### Goal
Scan the lines below for the string "GYEONGSANGBUK" and report how many lines contain it, giving only the number.

### Data section
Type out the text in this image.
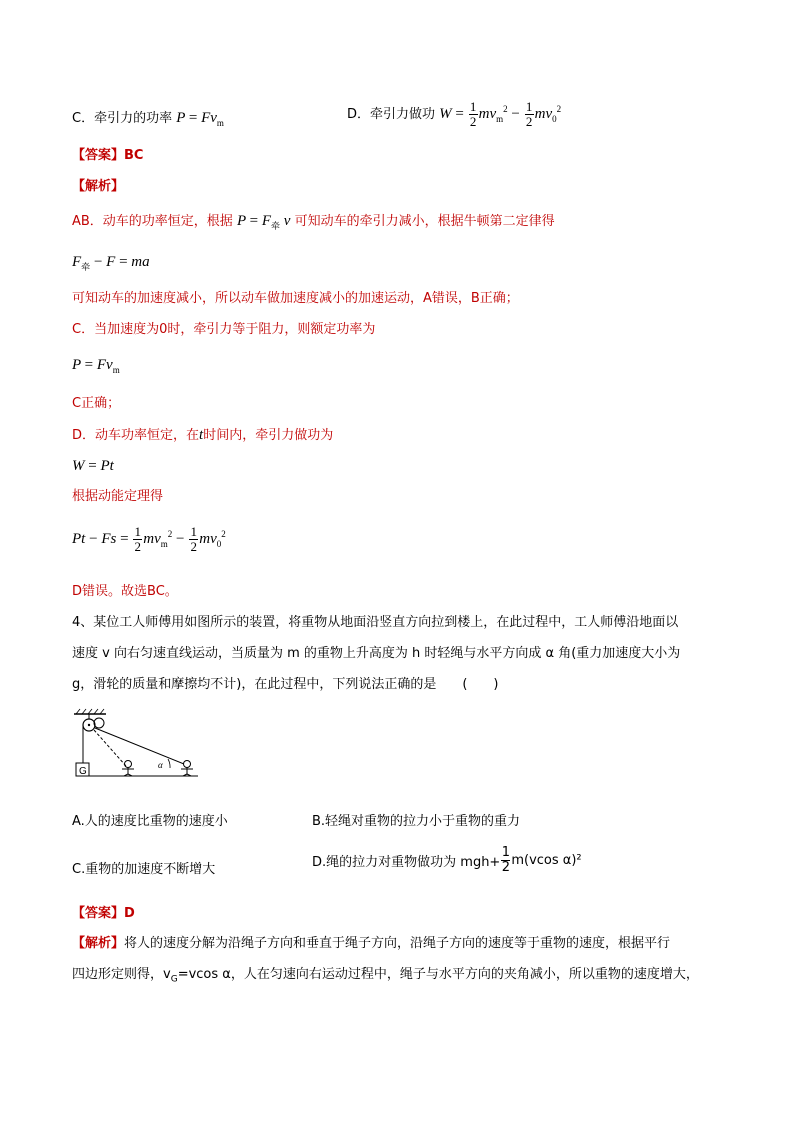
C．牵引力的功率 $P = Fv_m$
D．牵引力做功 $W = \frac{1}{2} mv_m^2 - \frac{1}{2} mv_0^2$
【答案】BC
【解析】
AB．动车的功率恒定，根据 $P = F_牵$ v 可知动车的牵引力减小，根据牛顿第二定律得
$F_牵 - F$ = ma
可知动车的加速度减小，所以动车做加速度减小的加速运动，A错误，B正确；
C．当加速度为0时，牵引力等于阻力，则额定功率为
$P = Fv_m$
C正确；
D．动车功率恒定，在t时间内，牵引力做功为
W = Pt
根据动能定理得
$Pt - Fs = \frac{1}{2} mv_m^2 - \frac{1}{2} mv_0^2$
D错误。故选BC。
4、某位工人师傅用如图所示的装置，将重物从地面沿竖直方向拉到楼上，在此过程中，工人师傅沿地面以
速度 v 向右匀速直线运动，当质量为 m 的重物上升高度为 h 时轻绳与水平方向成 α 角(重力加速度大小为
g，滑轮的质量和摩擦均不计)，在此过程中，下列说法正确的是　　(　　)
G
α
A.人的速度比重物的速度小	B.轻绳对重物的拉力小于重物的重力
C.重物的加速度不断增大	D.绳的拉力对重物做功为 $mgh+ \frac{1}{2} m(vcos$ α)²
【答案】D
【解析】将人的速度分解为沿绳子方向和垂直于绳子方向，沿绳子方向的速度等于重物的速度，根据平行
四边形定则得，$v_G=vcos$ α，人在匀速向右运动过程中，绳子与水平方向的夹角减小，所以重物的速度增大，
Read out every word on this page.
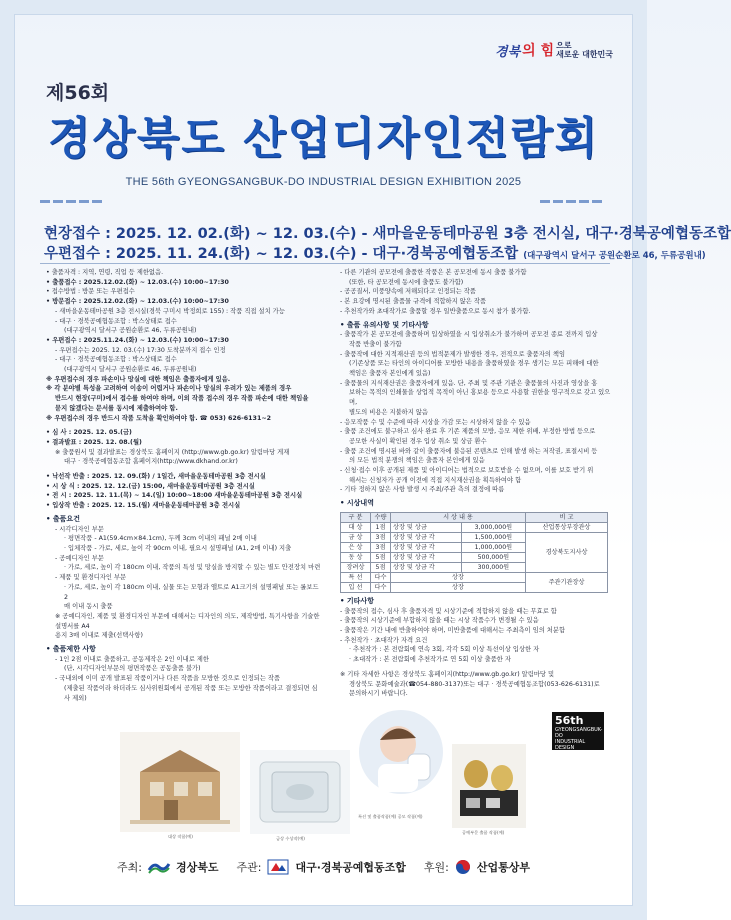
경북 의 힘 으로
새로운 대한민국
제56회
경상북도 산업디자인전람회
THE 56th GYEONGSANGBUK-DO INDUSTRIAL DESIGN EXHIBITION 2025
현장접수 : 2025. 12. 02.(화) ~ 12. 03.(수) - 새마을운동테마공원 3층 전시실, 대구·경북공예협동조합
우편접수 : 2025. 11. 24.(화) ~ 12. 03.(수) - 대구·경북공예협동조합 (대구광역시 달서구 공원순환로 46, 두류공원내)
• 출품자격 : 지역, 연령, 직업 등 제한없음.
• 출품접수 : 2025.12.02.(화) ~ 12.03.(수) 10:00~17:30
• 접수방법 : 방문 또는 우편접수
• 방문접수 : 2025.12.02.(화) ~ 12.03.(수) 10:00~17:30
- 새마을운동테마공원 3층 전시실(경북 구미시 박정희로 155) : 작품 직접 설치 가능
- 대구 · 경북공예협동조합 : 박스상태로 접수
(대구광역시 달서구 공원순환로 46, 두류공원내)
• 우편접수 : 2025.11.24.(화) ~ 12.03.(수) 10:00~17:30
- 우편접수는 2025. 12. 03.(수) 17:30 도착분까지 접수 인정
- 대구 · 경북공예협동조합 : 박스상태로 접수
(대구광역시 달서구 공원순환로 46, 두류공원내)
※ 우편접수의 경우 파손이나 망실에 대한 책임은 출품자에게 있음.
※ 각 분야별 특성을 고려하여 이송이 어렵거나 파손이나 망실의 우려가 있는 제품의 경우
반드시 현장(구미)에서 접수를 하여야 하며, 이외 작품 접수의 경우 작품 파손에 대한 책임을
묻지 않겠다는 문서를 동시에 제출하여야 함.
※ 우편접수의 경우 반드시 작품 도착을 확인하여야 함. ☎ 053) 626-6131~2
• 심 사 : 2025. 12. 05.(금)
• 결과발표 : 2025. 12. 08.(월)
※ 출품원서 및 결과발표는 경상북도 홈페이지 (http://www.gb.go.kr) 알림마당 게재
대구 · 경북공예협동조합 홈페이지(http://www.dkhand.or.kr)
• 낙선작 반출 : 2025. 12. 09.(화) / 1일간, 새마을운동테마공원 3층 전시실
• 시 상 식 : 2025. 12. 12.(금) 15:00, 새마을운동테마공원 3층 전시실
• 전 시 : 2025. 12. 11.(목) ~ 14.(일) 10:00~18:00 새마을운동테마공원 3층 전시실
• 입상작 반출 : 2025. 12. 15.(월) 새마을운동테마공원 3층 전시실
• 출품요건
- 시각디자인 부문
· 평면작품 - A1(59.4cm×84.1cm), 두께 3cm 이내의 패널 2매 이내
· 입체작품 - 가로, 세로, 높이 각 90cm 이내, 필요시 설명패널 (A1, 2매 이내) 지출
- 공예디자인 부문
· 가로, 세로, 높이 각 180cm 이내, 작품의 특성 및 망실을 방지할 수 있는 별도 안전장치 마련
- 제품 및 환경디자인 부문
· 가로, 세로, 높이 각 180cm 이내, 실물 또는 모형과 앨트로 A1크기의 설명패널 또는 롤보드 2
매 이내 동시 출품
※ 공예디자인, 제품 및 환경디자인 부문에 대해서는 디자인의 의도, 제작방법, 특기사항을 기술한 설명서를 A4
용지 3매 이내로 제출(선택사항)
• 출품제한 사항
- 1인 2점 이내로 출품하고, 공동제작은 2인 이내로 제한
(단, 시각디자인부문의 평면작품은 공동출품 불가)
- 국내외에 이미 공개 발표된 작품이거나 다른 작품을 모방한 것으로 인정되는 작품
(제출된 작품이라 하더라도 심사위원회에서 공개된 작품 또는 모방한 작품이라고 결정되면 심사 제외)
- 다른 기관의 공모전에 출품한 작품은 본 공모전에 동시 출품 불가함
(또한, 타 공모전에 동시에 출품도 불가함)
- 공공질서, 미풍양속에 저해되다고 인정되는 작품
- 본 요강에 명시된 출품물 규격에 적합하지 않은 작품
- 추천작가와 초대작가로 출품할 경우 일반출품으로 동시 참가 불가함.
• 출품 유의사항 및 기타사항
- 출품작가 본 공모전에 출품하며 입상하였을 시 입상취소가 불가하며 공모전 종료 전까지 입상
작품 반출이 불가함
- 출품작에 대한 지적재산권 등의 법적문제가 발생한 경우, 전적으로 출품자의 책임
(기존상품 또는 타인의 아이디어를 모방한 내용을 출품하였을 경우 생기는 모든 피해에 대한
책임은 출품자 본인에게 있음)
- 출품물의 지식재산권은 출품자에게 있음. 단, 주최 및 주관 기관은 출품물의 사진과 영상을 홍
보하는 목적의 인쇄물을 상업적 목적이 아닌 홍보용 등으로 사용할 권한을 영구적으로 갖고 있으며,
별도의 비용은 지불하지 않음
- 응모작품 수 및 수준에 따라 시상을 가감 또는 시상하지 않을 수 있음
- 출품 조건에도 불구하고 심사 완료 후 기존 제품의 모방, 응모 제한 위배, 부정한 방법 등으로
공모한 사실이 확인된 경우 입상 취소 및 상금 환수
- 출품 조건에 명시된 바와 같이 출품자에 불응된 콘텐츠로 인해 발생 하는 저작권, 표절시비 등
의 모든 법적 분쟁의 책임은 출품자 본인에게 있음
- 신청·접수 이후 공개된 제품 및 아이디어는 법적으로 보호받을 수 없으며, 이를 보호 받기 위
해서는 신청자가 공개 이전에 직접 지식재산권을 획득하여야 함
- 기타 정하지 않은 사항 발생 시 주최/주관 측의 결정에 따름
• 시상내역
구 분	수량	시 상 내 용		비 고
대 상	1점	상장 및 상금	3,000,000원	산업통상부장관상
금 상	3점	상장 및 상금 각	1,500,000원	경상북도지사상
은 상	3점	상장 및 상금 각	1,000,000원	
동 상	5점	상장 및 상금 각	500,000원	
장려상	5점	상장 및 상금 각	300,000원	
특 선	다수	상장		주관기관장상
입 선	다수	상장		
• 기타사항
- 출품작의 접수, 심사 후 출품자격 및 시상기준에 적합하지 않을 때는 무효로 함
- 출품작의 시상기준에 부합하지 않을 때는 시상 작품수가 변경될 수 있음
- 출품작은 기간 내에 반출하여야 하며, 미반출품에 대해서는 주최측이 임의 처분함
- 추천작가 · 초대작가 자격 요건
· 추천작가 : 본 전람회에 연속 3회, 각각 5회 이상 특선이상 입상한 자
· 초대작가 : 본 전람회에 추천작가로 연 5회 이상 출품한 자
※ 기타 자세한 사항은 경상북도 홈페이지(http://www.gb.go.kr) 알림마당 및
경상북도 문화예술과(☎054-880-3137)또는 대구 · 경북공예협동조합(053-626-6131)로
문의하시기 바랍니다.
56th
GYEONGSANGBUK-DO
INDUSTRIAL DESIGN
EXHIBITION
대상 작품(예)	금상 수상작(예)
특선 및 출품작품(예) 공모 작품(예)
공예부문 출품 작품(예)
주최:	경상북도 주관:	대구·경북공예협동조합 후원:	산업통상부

### Answer in full
2